= Available records =
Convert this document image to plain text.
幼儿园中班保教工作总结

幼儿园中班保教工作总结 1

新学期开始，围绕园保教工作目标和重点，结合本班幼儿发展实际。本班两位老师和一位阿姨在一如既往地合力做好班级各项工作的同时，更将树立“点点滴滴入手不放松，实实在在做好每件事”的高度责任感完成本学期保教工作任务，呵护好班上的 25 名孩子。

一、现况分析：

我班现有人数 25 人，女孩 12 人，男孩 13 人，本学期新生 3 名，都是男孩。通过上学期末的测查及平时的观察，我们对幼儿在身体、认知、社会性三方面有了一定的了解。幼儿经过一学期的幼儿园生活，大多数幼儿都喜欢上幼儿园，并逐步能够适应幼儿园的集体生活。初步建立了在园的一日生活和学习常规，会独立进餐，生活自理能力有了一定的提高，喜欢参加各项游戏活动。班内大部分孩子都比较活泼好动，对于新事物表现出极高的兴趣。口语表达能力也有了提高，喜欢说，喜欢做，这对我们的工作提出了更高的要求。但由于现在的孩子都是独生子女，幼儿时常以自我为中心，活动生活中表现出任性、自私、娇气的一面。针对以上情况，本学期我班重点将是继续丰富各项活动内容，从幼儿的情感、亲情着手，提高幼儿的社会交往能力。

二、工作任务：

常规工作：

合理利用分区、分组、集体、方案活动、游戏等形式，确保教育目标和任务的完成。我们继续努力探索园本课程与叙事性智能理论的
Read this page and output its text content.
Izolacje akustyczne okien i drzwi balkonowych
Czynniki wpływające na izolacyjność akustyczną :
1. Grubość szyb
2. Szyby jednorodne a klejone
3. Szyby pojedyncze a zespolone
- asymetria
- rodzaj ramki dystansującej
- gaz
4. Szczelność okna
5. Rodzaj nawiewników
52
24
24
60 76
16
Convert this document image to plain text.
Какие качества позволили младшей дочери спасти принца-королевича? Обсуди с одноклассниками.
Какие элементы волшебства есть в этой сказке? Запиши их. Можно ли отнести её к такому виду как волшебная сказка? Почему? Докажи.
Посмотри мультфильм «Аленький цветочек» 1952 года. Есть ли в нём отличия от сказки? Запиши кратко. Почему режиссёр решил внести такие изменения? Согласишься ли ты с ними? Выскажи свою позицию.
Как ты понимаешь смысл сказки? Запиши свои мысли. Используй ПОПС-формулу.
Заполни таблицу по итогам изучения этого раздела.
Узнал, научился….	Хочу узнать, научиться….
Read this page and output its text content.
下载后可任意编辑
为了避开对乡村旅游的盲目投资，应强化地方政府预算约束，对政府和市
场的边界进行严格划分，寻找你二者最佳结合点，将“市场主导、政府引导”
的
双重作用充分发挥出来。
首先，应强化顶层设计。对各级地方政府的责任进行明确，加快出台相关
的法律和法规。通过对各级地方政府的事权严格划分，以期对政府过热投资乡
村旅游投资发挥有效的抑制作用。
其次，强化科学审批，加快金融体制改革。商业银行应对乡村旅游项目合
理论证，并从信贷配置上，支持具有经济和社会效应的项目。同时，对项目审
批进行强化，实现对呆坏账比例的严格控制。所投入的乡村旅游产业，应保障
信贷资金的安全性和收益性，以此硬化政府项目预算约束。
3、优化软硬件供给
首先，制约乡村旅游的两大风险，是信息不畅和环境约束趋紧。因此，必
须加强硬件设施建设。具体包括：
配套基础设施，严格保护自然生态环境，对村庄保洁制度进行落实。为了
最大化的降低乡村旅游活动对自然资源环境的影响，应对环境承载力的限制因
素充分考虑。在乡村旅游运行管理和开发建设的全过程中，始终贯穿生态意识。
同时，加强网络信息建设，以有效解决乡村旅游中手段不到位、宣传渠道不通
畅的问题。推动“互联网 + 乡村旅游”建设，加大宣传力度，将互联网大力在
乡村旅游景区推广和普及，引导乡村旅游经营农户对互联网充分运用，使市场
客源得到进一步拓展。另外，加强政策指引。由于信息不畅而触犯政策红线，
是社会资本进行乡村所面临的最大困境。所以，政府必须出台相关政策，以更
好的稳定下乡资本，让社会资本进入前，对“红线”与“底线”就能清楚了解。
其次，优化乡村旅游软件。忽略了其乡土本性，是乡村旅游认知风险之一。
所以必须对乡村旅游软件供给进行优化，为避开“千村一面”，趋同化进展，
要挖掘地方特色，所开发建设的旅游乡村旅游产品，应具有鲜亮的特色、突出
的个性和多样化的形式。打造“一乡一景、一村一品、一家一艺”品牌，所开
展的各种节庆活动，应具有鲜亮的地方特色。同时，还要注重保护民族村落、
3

= What to work on =
Print the whole listing exactly as it is.

= Reply to the exercise =
Convert this document image to plain text.
幼儿园中班保教工作总结

幼儿园中班保教工作总结 1

新学期开始，围绕园保教工作目标和重点，结合本班幼儿发展实际。本班两位老师和一位阿姨在一如既往地合力做好班级各项工作的同时，更将树立“点点滴滴入手不放松，实实在在做好每件事”的高度责任感完成本学期保教工作任务，呵护好班上的 25 名孩子。

一、现况分析：

我班现有人数 25 人，女孩 12 人，男孩 13 人，本学期新生 3 名，都是男孩。通过上学期末的测查及平时的观察，我们对幼儿在身体、认知、社会性三方面有了一定的了解。幼儿经过一学期的幼儿园生活，大多数幼儿都喜欢上幼儿园，并逐步能够适应幼儿园的集体生活。初步建立了在园的一日生活和学习常规，会独立进餐，生活自理能力有了一定的提高，喜欢参加各项游戏活动。班内大部分孩子都比较活泼好动，对于新事物表现出极高的兴趣。口语表达能力也有了提高，喜欢说，喜欢做，这对我们的工作提出了更高的要求。但由于现在的孩子都是独生子女，幼儿时常以自我为中心，活动生活中表现出任性、自私、娇气的一面。针对以上情况，本学期我班重点将是继续丰富各项活动内容，从幼儿的情感、亲情着手，提高幼儿的社会交往能力。

二、工作任务：

常规工作：

合理利用分区、分组、集体、方案活动、游戏等形式，确保教育目标和任务的完成。我们继续努力探索园本课程与叙事性智能理论的
Read this page and output its text content.
Izolacje akustyczne okien i drzwi balkonowych
Czynniki wpływające na izolacyjność akustyczną :
1. Grubość szyb
2. Szyby jednorodne a klejone
3. Szyby pojedyncze a zespolone
- asymetria
- rodzaj ramki dystansującej
- gaz
4. Szczelność okna
5. Rodzaj nawiewników
52
24
24
60 76
16
Convert this document image to plain text.
Какие качества позволили младшей дочери спасти принца-королевича? Обсуди с одноклассниками.
Какие элементы волшебства есть в этой сказке? Запиши их. Можно ли отнести её к такому виду как волшебная сказка? Почему? Докажи.
Посмотри мультфильм «Аленький цветочек» 1952 года. Есть ли в нём отличия от сказки? Запиши кратко. Почему режиссёр решил внести такие изменения? Согласишься ли ты с ними? Выскажи свою позицию.
Как ты понимаешь смысл сказки? Запиши свои мысли. Используй ПОПС-формулу.
Заполни таблицу по итогам изучения этого раздела.
Узнал, научился….	Хочу узнать, научиться….
Read this page and output its text content.
下载后可任意编辑
为了避开对乡村旅游的盲目投资，应强化地方政府预算约束，对政府和市
场的边界进行严格划分，寻找你二者最佳结合点，将“市场主导、政府引导”
的
双重作用充分发挥出来。
首先，应强化顶层设计。对各级地方政府的责任进行明确，加快出台相关
的法律和法规。通过对各级地方政府的事权严格划分，以期对政府过热投资乡
村旅游投资发挥有效的抑制作用。
其次，强化科学审批，加快金融体制改革。商业银行应对乡村旅游项目合
理论证，并从信贷配置上，支持具有经济和社会效应的项目。同时，对项目审
批进行强化，实现对呆坏账比例的严格控制。所投入的乡村旅游产业，应保障
信贷资金的安全性和收益性，以此硬化政府项目预算约束。
3、优化软硬件供给
首先，制约乡村旅游的两大风险，是信息不畅和环境约束趋紧。因此，必
须加强硬件设施建设。具体包括：
配套基础设施，严格保护自然生态环境，对村庄保洁制度进行落实。为了
最大化的降低乡村旅游活动对自然资源环境的影响，应对环境承载力的限制因
素充分考虑。在乡村旅游运行管理和开发建设的全过程中，始终贯穿生态意识。
同时，加强网络信息建设，以有效解决乡村旅游中手段不到位、宣传渠道不通
畅的问题。推动“互联网 + 乡村旅游”建设，加大宣传力度，将互联网大力在
乡村旅游景区推广和普及，引导乡村旅游经营农户对互联网充分运用，使市场
客源得到进一步拓展。另外，加强政策指引。由于信息不畅而触犯政策红线，
是社会资本进行乡村所面临的最大困境。所以，政府必须出台相关政策，以更
好的稳定下乡资本，让社会资本进入前，对“红线”与“底线”就能清楚了解。
其次，优化乡村旅游软件。忽略了其乡土本性，是乡村旅游认知风险之一。
所以必须对乡村旅游软件供给进行优化，为避开“千村一面”，趋同化进展，
要挖掘地方特色，所开发建设的旅游乡村旅游产品，应具有鲜亮的特色、突出
的个性和多样化的形式。打造“一乡一景、一村一品、一家一艺”品牌，所开
展的各种节庆活动，应具有鲜亮的地方特色。同时，还要注重保护民族村落、
3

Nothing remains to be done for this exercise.